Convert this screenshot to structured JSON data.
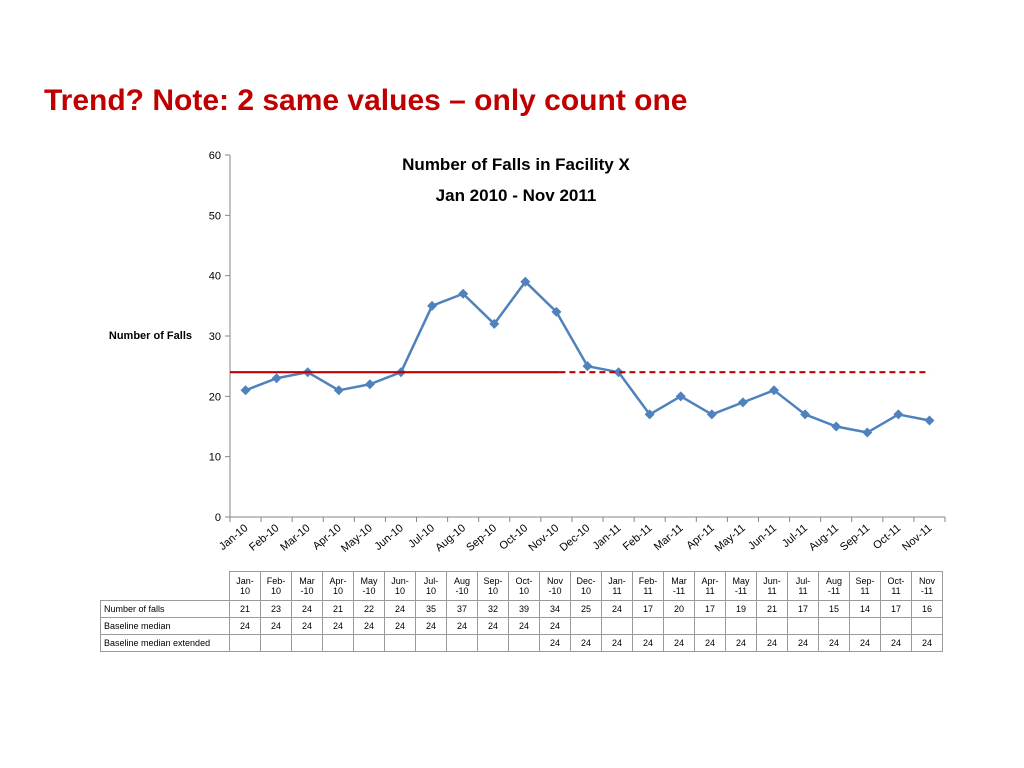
{
  "slide": {
    "title": "Trend?  Note: 2 same values – only count one"
  },
  "chart_data": {
    "type": "line",
    "title": "Number of Falls in Facility X",
    "subtitle": "Jan 2010 - Nov 2011",
    "xlabel": "",
    "ylabel": "Number of Falls",
    "ylim": [
      0,
      60
    ],
    "yticks": [
      0,
      10,
      20,
      30,
      40,
      50,
      60
    ],
    "grid": false,
    "categories": [
      "Jan-10",
      "Feb-10",
      "Mar-10",
      "Apr-10",
      "May-10",
      "Jun-10",
      "Jul-10",
      "Aug-10",
      "Sep-10",
      "Oct-10",
      "Nov-10",
      "Dec-10",
      "Jan-11",
      "Feb-11",
      "Mar-11",
      "Apr-11",
      "May-11",
      "Jun-11",
      "Jul-11",
      "Aug-11",
      "Sep-11",
      "Oct-11",
      "Nov-11"
    ],
    "table_headers": [
      [
        "Jan-",
        "10"
      ],
      [
        "Feb-",
        "10"
      ],
      [
        "Mar",
        "-10"
      ],
      [
        "Apr-",
        "10"
      ],
      [
        "May",
        "-10"
      ],
      [
        "Jun-",
        "10"
      ],
      [
        "Jul-",
        "10"
      ],
      [
        "Aug",
        "-10"
      ],
      [
        "Sep-",
        "10"
      ],
      [
        "Oct-",
        "10"
      ],
      [
        "Nov",
        "-10"
      ],
      [
        "Dec-",
        "10"
      ],
      [
        "Jan-",
        "11"
      ],
      [
        "Feb-",
        "11"
      ],
      [
        "Mar",
        "-11"
      ],
      [
        "Apr-",
        "11"
      ],
      [
        "May",
        "-11"
      ],
      [
        "Jun-",
        "11"
      ],
      [
        "Jul-",
        "11"
      ],
      [
        "Aug",
        "-11"
      ],
      [
        "Sep-",
        "11"
      ],
      [
        "Oct-",
        "11"
      ],
      [
        "Nov",
        "-11"
      ]
    ],
    "series": [
      {
        "name": "Number of falls",
        "color": "#4f81bd",
        "style": "line-diamond",
        "values": [
          21,
          23,
          24,
          21,
          22,
          24,
          35,
          37,
          32,
          39,
          34,
          25,
          24,
          17,
          20,
          17,
          19,
          21,
          17,
          15,
          14,
          17,
          16
        ]
      },
      {
        "name": "Baseline median",
        "color": "#c00000",
        "style": "solid",
        "values": [
          24,
          24,
          24,
          24,
          24,
          24,
          24,
          24,
          24,
          24,
          24,
          null,
          null,
          null,
          null,
          null,
          null,
          null,
          null,
          null,
          null,
          null,
          null
        ]
      },
      {
        "name": "Baseline median extended",
        "color": "#c00000",
        "style": "dashed",
        "values": [
          null,
          null,
          null,
          null,
          null,
          null,
          null,
          null,
          null,
          null,
          24,
          24,
          24,
          24,
          24,
          24,
          24,
          24,
          24,
          24,
          24,
          24,
          24
        ]
      }
    ]
  }
}
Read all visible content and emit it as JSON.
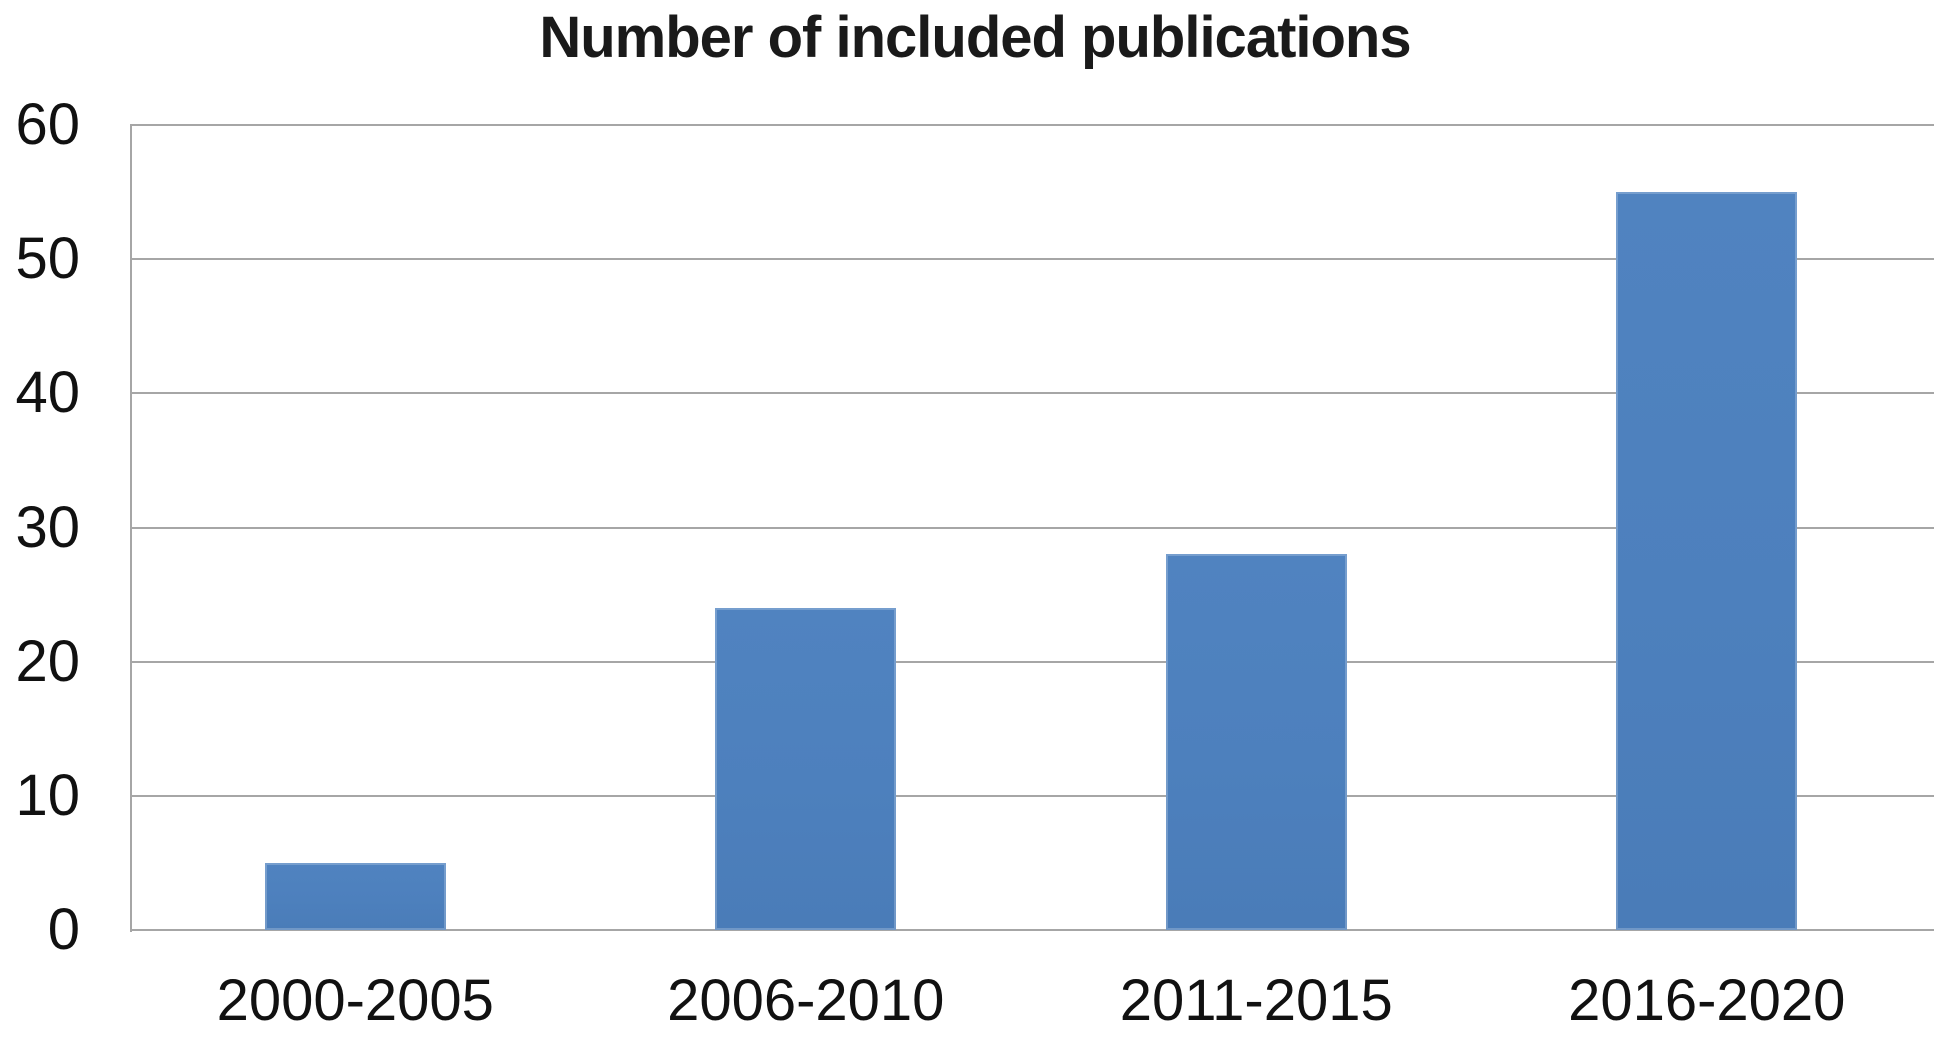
{
  "chart_data": {
    "type": "bar",
    "title": "Number of included publications",
    "categories": [
      "2000-2005",
      "2006-2010",
      "2011-2015",
      "2016-2020"
    ],
    "values": [
      5,
      24,
      28,
      55
    ],
    "xlabel": "",
    "ylabel": "",
    "ylim": [
      0,
      60
    ],
    "yticks": [
      0,
      10,
      20,
      30,
      40,
      50,
      60
    ],
    "grid": true,
    "legend": "none",
    "bar_color": "#4d80bd",
    "gridline_color": "#a6a6a6",
    "axis_color": "#a6a6a6",
    "text_color": "#111111",
    "background": "#ffffff"
  }
}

• EXERCISE GOAL
Restate the whole listing above exactly, except for its images.

• RESPONSE
Convert this screenshot to structured JSON data.
{
  "slide": {
    "title": "Trend?  Note: 2 same values – only count one"
  },
  "chart_data": {
    "type": "line",
    "title": "Number of Falls in Facility X",
    "subtitle": "Jan 2010 - Nov 2011",
    "xlabel": "",
    "ylabel": "Number of Falls",
    "ylim": [
      0,
      60
    ],
    "yticks": [
      0,
      10,
      20,
      30,
      40,
      50,
      60
    ],
    "grid": false,
    "categories": [
      "Jan-10",
      "Feb-10",
      "Mar-10",
      "Apr-10",
      "May-10",
      "Jun-10",
      "Jul-10",
      "Aug-10",
      "Sep-10",
      "Oct-10",
      "Nov-10",
      "Dec-10",
      "Jan-11",
      "Feb-11",
      "Mar-11",
      "Apr-11",
      "May-11",
      "Jun-11",
      "Jul-11",
      "Aug-11",
      "Sep-11",
      "Oct-11",
      "Nov-11"
    ],
    "table_headers": [
      [
        "Jan-",
        "10"
      ],
      [
        "Feb-",
        "10"
      ],
      [
        "Mar",
        "-10"
      ],
      [
        "Apr-",
        "10"
      ],
      [
        "May",
        "-10"
      ],
      [
        "Jun-",
        "10"
      ],
      [
        "Jul-",
        "10"
      ],
      [
        "Aug",
        "-10"
      ],
      [
        "Sep-",
        "10"
      ],
      [
        "Oct-",
        "10"
      ],
      [
        "Nov",
        "-10"
      ],
      [
        "Dec-",
        "10"
      ],
      [
        "Jan-",
        "11"
      ],
      [
        "Feb-",
        "11"
      ],
      [
        "Mar",
        "-11"
      ],
      [
        "Apr-",
        "11"
      ],
      [
        "May",
        "-11"
      ],
      [
        "Jun-",
        "11"
      ],
      [
        "Jul-",
        "11"
      ],
      [
        "Aug",
        "-11"
      ],
      [
        "Sep-",
        "11"
      ],
      [
        "Oct-",
        "11"
      ],
      [
        "Nov",
        "-11"
      ]
    ],
    "series": [
      {
        "name": "Number of falls",
        "color": "#4f81bd",
        "style": "line-diamond",
        "values": [
          21,
          23,
          24,
          21,
          22,
          24,
          35,
          37,
          32,
          39,
          34,
          25,
          24,
          17,
          20,
          17,
          19,
          21,
          17,
          15,
          14,
          17,
          16
        ]
      },
      {
        "name": "Baseline median",
        "color": "#c00000",
        "style": "solid",
        "values": [
          24,
          24,
          24,
          24,
          24,
          24,
          24,
          24,
          24,
          24,
          24,
          null,
          null,
          null,
          null,
          null,
          null,
          null,
          null,
          null,
          null,
          null,
          null
        ]
      },
      {
        "name": "Baseline median extended",
        "color": "#c00000",
        "style": "dashed",
        "values": [
          null,
          null,
          null,
          null,
          null,
          null,
          null,
          null,
          null,
          null,
          24,
          24,
          24,
          24,
          24,
          24,
          24,
          24,
          24,
          24,
          24,
          24,
          24
        ]
      }
    ]
  }
}
Read all visible content and emit it as JSON.
{
  "chart_data": {
    "type": "bar",
    "title": "Number of included publications",
    "categories": [
      "2000-2005",
      "2006-2010",
      "2011-2015",
      "2016-2020"
    ],
    "values": [
      5,
      24,
      28,
      55
    ],
    "xlabel": "",
    "ylabel": "",
    "ylim": [
      0,
      60
    ],
    "yticks": [
      0,
      10,
      20,
      30,
      40,
      50,
      60
    ],
    "grid": true,
    "legend": "none",
    "bar_color": "#4d80bd",
    "gridline_color": "#a6a6a6",
    "axis_color": "#a6a6a6",
    "text_color": "#111111",
    "background": "#ffffff"
  }
}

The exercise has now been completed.